**The request**
Reproduce the listing word for word. Skip any image.

------ Dataset rows ------

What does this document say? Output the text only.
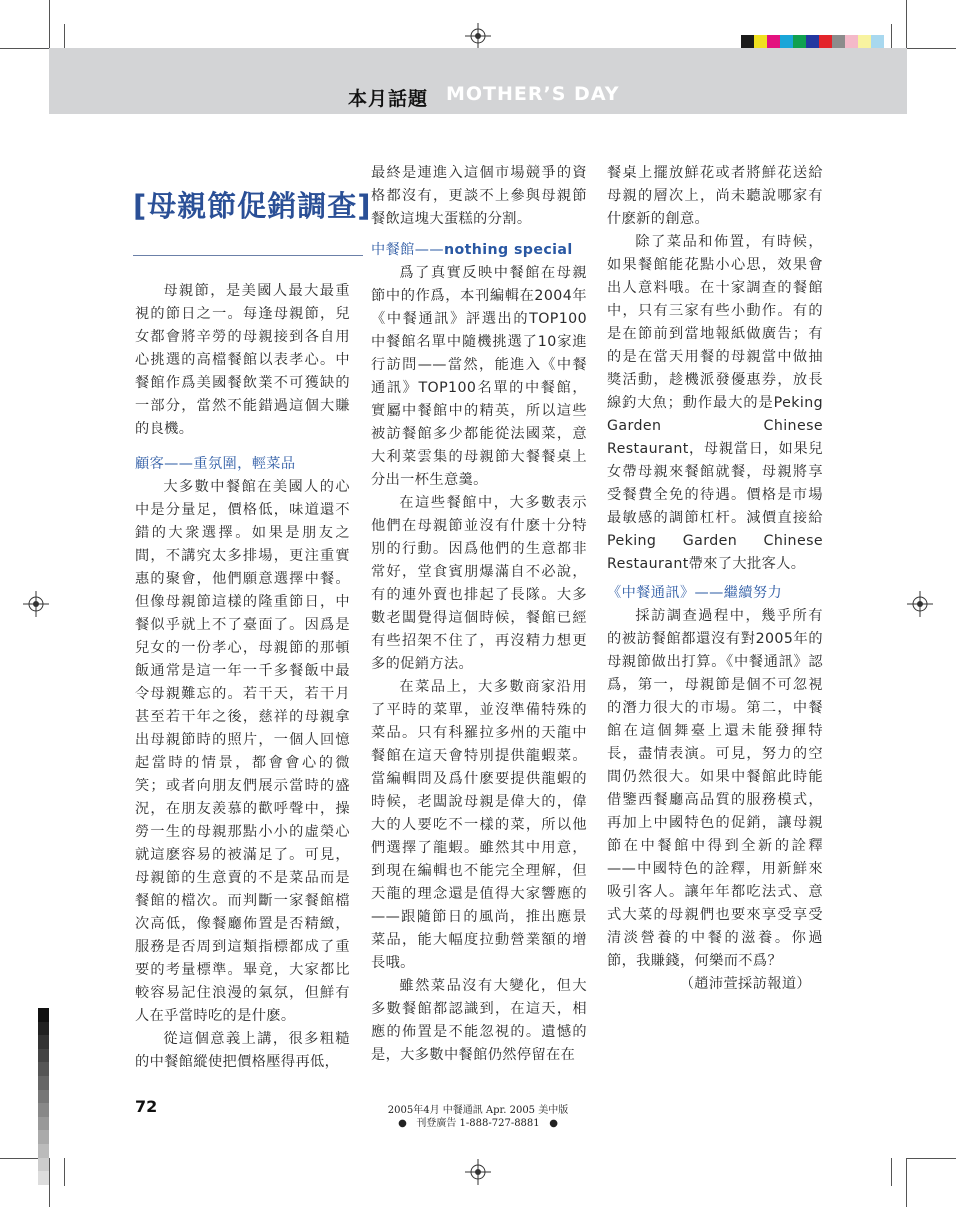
本月話題 MOTHER’S DAY
[母親節促銷調查]

母親節，是美國人最大最重視的節日之一。每逢母親節，兒女都會將辛勞的母親接到各自用心挑選的高檔餐館以表孝心。中餐館作爲美國餐飲業不可獲缺的一部分，當然不能錯過這個大賺的良機。

顧客——重氛圍，輕菜品

大多數中餐館在美國人的心中是分量足，價格低，味道還不錯的大衆選擇。如果是朋友之間，不講究太多排場，更注重實惠的聚會，他們願意選擇中餐。但像母親節這樣的隆重節日，中餐似乎就上不了臺面了。因爲是兒女的一份孝心，母親節的那頓飯通常是這一年一千多餐飯中最令母親難忘的。若干天，若干月甚至若干年之後，慈祥的母親拿出母親節時的照片，一個人回憶起當時的情景，都會會心的微笑；或者向朋友們展示當時的盛況，在朋友羨慕的歡呼聲中，操勞一生的母親那點小小的虛榮心就這麽容易的被滿足了。可見，母親節的生意賣的不是菜品而是餐館的檔次。而判斷一家餐館檔次高低，像餐廳佈置是否精緻，服務是否周到這類指標都成了重要的考量標準。畢竟，大家都比較容易記住浪漫的氣氛，但鮮有人在乎當時吃的是什麽。

從這個意義上講，很多粗糙的中餐館縱使把價格壓得再低，

最終是連進入這個市場競爭的資格都沒有，更談不上參與母親節餐飲這塊大蛋糕的分割。

中餐館——nothing special

爲了真實反映中餐館在母親節中的作爲，本刊編輯在2004年《中餐通訊》評選出的TOP100中餐館名單中隨機挑選了10家進行訪問——當然，能進入《中餐通訊》TOP100名單的中餐館，實屬中餐館中的精英，所以這些被訪餐館多少都能從法國菜，意大利菜雲集的母親節大餐餐桌上分出一杯生意羹。

在這些餐館中，大多數表示他們在母親節並沒有什麽十分特別的行動。因爲他們的生意都非常好，堂食賓朋爆滿自不必說，有的連外賣也排起了長隊。大多數老闆覺得這個時候，餐館已經有些招架不住了，再沒精力想更多的促銷方法。

在菜品上，大多數商家沿用了平時的菜單，並沒準備特殊的菜品。只有科羅拉多州的天龍中餐館在這天會特別提供龍蝦菜。當編輯問及爲什麽要提供龍蝦的時候，老闆說母親是偉大的，偉大的人要吃不一樣的菜，所以他們選擇了龍蝦。雖然其中用意，到現在編輯也不能完全理解，但天龍的理念還是值得大家響應的——跟隨節日的風尚，推出應景菜品，能大幅度拉動營業額的增長哦。

雖然菜品沒有大變化，但大多數餐館都認識到，在這天，相應的佈置是不能忽視的。遺憾的是，大多數中餐館仍然停留在在

餐桌上擺放鮮花或者將鮮花送給母親的層次上，尚未聽說哪家有什麽新的創意。

除了菜品和佈置，有時候，如果餐館能花點小心思，效果會出人意料哦。在十家調查的餐館中，只有三家有些小動作。有的是在節前到當地報紙做廣告；有的是在當天用餐的母親當中做抽獎活動，趁機派發優惠券，放長線釣大魚；動作最大的是Peking Garden Chinese Restaurant，母親當日，如果兒女帶母親來餐館就餐，母親將享受餐費全免的待遇。價格是市場最敏感的調節杠杆。減價直接給Peking Garden Chinese Restaurant帶來了大批客人。

《中餐通訊》——繼續努力

採訪調查過程中，幾乎所有的被訪餐館都還沒有對2005年的母親節做出打算。《中餐通訊》認爲，第一，母親節是個不可忽視的潛力很大的市場。第二，中餐館在這個舞臺上還未能發揮特長，盡情表演。可見，努力的空間仍然很大。如果中餐館此時能借鑒西餐廳高品質的服務模式，再加上中國特色的促銷，讓母親節在中餐館中得到全新的詮釋——中國特色的詮釋，用新鮮來吸引客人。讓年年都吃法式、意式大菜的母親們也要來享受享受清淡營養的中餐的滋養。你過節，我賺錢，何樂而不爲？

（趙沛萱採訪報道）

72	2005年4月 中餐通訊 Apr. 2005 美中版
● 刊登廣告 1-888-727-8881 ●
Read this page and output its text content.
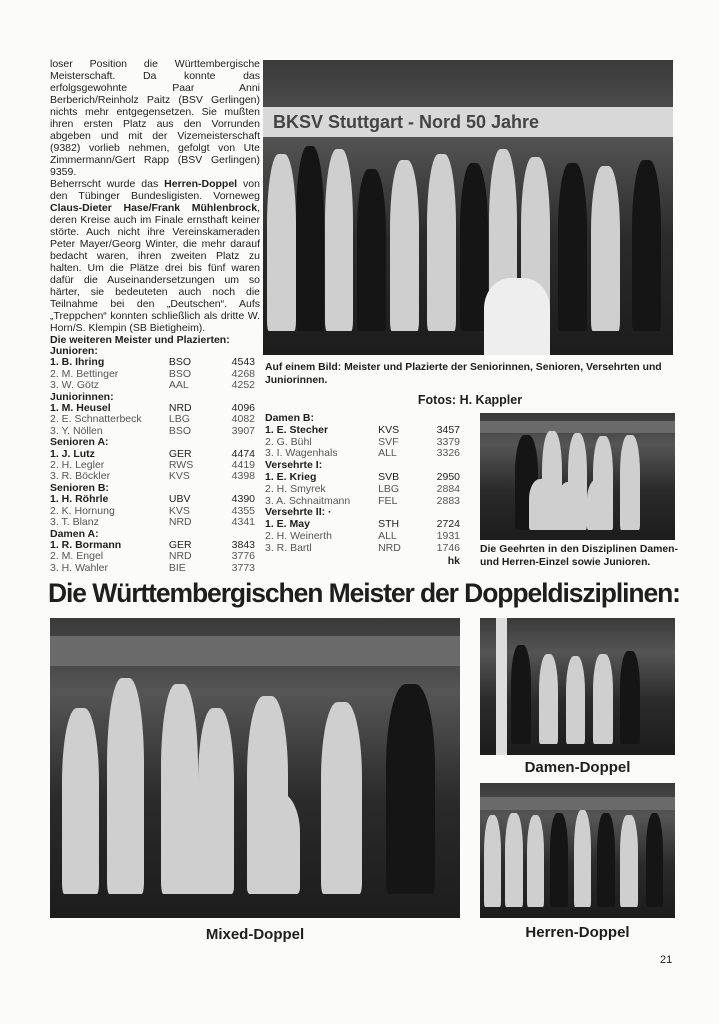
loser Position die Württembergische Meisterschaft. Da konnte das erfolgsgewohnte Paar Anni Berberich/Reinholz Paitz (BSV Gerlingen) nichts mehr entgegensetzen. Sie mußten ihren ersten Platz aus den Vorrunden abgeben und mit der Vizemeisterschaft (9382) vorlieb nehmen, gefolgt von Ute Zimmermann/Gert Rapp (BSV Gerlingen) 9359.

Beherrscht wurde das Herren-Doppel von den Tübinger Bundesligisten. Vorneweg Claus-Dieter Hase/Frank Mühlenbrock, deren Kreise auch im Finale ernsthaft keiner störte. Auch nicht ihre Vereinskameraden Peter Mayer/Georg Winter, die mehr darauf bedacht waren, ihren zweiten Platz zu halten. Um die Plätze drei bis fünf waren dafür die Auseinandersetzungen um so härter, sie bedeuteten auch noch die Teilnahme bei den „Deutschen“. Aufs „Treppchen“ konnten schließlich als dritte W. Horn/S. Klempin (SB Bietigheim).

Die weiteren Meister und Plazierten:

Junioren:		
1. B. Ihring	BSO	4543
2. M. Bettinger	BSO	4268
3. W. Götz	AAL	4252
Juniorinnen:		
1. M. Heusel	NRD	4096
2. E. Schnatterbeck	LBG	4082
3. Y. Nöllen	BSO	3907
Senioren A:		
1. J. Lutz	GER	4474
2. H. Legler	RWS	4419
3. R. Böckler	KVS	4398
Senioren B:		
1. H. Röhrle	UBV	4390
2. K. Hornung	KVS	4355
3. T. Blanz	NRD	4341
Damen A:		
1. R. Bormann	GER	3843
2. M. Engel	NRD	3776
3. H. Wahler	BIE	3773
Damen B:		
1. E. Stecher	KVS	3457
2. G. Bühl	SVF	3379
3. I. Wagenhals	ALL	3326
Versehrte I:		
1. E. Krieg	SVB	2950
2. H. Smyrek	LBG	2884
3. A. Schnaitmann	FEL	2883
Versehrte II: ·		
1. E. May	STH	2724
2. H. Weinerth	ALL	1931
3. R. Bartl	NRD	1746
hk
BKSV Stuttgart - Nord 50 Jahre
Auf einem Bild: Meister und Plazierte der Seniorinnen, Senioren, Versehrten und Juniorinnen.
Fotos: H. Kappler
Die Geehrten in den Disziplinen Damen- und Herren-Einzel sowie Junioren.
Die Württembergischen Meister der Doppeldisziplinen:
Mixed-Doppel
Damen-Doppel
Herren-Doppel
21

------

**Reply**
What does this document say? Output the text only.
本月話題 MOTHER’S DAY
[母親節促銷調查]

母親節，是美國人最大最重視的節日之一。每逢母親節，兒女都會將辛勞的母親接到各自用心挑選的高檔餐館以表孝心。中餐館作爲美國餐飲業不可獲缺的一部分，當然不能錯過這個大賺的良機。

顧客——重氛圍，輕菜品

大多數中餐館在美國人的心中是分量足，價格低，味道還不錯的大衆選擇。如果是朋友之間，不講究太多排場，更注重實惠的聚會，他們願意選擇中餐。但像母親節這樣的隆重節日，中餐似乎就上不了臺面了。因爲是兒女的一份孝心，母親節的那頓飯通常是這一年一千多餐飯中最令母親難忘的。若干天，若干月甚至若干年之後，慈祥的母親拿出母親節時的照片，一個人回憶起當時的情景，都會會心的微笑；或者向朋友們展示當時的盛況，在朋友羨慕的歡呼聲中，操勞一生的母親那點小小的虛榮心就這麽容易的被滿足了。可見，母親節的生意賣的不是菜品而是餐館的檔次。而判斷一家餐館檔次高低，像餐廳佈置是否精緻，服務是否周到這類指標都成了重要的考量標準。畢竟，大家都比較容易記住浪漫的氣氛，但鮮有人在乎當時吃的是什麽。

從這個意義上講，很多粗糙的中餐館縱使把價格壓得再低，

最終是連進入這個市場競爭的資格都沒有，更談不上參與母親節餐飲這塊大蛋糕的分割。

中餐館——nothing special

爲了真實反映中餐館在母親節中的作爲，本刊編輯在2004年《中餐通訊》評選出的TOP100中餐館名單中隨機挑選了10家進行訪問——當然，能進入《中餐通訊》TOP100名單的中餐館，實屬中餐館中的精英，所以這些被訪餐館多少都能從法國菜，意大利菜雲集的母親節大餐餐桌上分出一杯生意羹。

在這些餐館中，大多數表示他們在母親節並沒有什麽十分特別的行動。因爲他們的生意都非常好，堂食賓朋爆滿自不必說，有的連外賣也排起了長隊。大多數老闆覺得這個時候，餐館已經有些招架不住了，再沒精力想更多的促銷方法。

在菜品上，大多數商家沿用了平時的菜單，並沒準備特殊的菜品。只有科羅拉多州的天龍中餐館在這天會特別提供龍蝦菜。當編輯問及爲什麽要提供龍蝦的時候，老闆說母親是偉大的，偉大的人要吃不一樣的菜，所以他們選擇了龍蝦。雖然其中用意，到現在編輯也不能完全理解，但天龍的理念還是值得大家響應的——跟隨節日的風尚，推出應景菜品，能大幅度拉動營業額的增長哦。

雖然菜品沒有大變化，但大多數餐館都認識到，在這天，相應的佈置是不能忽視的。遺憾的是，大多數中餐館仍然停留在在

餐桌上擺放鮮花或者將鮮花送給母親的層次上，尚未聽說哪家有什麽新的創意。

除了菜品和佈置，有時候，如果餐館能花點小心思，效果會出人意料哦。在十家調查的餐館中，只有三家有些小動作。有的是在節前到當地報紙做廣告；有的是在當天用餐的母親當中做抽獎活動，趁機派發優惠券，放長線釣大魚；動作最大的是Peking Garden Chinese Restaurant，母親當日，如果兒女帶母親來餐館就餐，母親將享受餐費全免的待遇。價格是市場最敏感的調節杠杆。減價直接給Peking Garden Chinese Restaurant帶來了大批客人。

《中餐通訊》——繼續努力

採訪調查過程中，幾乎所有的被訪餐館都還沒有對2005年的母親節做出打算。《中餐通訊》認爲，第一，母親節是個不可忽視的潛力很大的市場。第二，中餐館在這個舞臺上還未能發揮特長，盡情表演。可見，努力的空間仍然很大。如果中餐館此時能借鑒西餐廳高品質的服務模式，再加上中國特色的促銷，讓母親節在中餐館中得到全新的詮釋——中國特色的詮釋，用新鮮來吸引客人。讓年年都吃法式、意式大菜的母親們也要來享受享受清淡營養的中餐的滋養。你過節，我賺錢，何樂而不爲？

（趙沛萱採訪報道）

72	2005年4月 中餐通訊 Apr. 2005 美中版
● 刊登廣告 1-888-727-8881 ●
Read this page and output its text content.
loser Position die Württembergische Meisterschaft. Da konnte das erfolgsgewohnte Paar Anni Berberich/Reinholz Paitz (BSV Gerlingen) nichts mehr entgegensetzen. Sie mußten ihren ersten Platz aus den Vorrunden abgeben und mit der Vizemeisterschaft (9382) vorlieb nehmen, gefolgt von Ute Zimmermann/Gert Rapp (BSV Gerlingen) 9359.

Beherrscht wurde das Herren-Doppel von den Tübinger Bundesligisten. Vorneweg Claus-Dieter Hase/Frank Mühlenbrock, deren Kreise auch im Finale ernsthaft keiner störte. Auch nicht ihre Vereinskameraden Peter Mayer/Georg Winter, die mehr darauf bedacht waren, ihren zweiten Platz zu halten. Um die Plätze drei bis fünf waren dafür die Auseinandersetzungen um so härter, sie bedeuteten auch noch die Teilnahme bei den „Deutschen“. Aufs „Treppchen“ konnten schließlich als dritte W. Horn/S. Klempin (SB Bietigheim).

Die weiteren Meister und Plazierten:

Junioren:		
1. B. Ihring	BSO	4543
2. M. Bettinger	BSO	4268
3. W. Götz	AAL	4252
Juniorinnen:		
1. M. Heusel	NRD	4096
2. E. Schnatterbeck	LBG	4082
3. Y. Nöllen	BSO	3907
Senioren A:		
1. J. Lutz	GER	4474
2. H. Legler	RWS	4419
3. R. Böckler	KVS	4398
Senioren B:		
1. H. Röhrle	UBV	4390
2. K. Hornung	KVS	4355
3. T. Blanz	NRD	4341
Damen A:		
1. R. Bormann	GER	3843
2. M. Engel	NRD	3776
3. H. Wahler	BIE	3773
Damen B:		
1. E. Stecher	KVS	3457
2. G. Bühl	SVF	3379
3. I. Wagenhals	ALL	3326
Versehrte I:		
1. E. Krieg	SVB	2950
2. H. Smyrek	LBG	2884
3. A. Schnaitmann	FEL	2883
Versehrte II: ·		
1. E. May	STH	2724
2. H. Weinerth	ALL	1931
3. R. Bartl	NRD	1746
hk
BKSV Stuttgart - Nord 50 Jahre
Auf einem Bild: Meister und Plazierte der Seniorinnen, Senioren, Versehrten und Juniorinnen.
Fotos: H. Kappler
Die Geehrten in den Disziplinen Damen- und Herren-Einzel sowie Junioren.
Die Württembergischen Meister der Doppeldisziplinen:
Mixed-Doppel
Damen-Doppel
Herren-Doppel
21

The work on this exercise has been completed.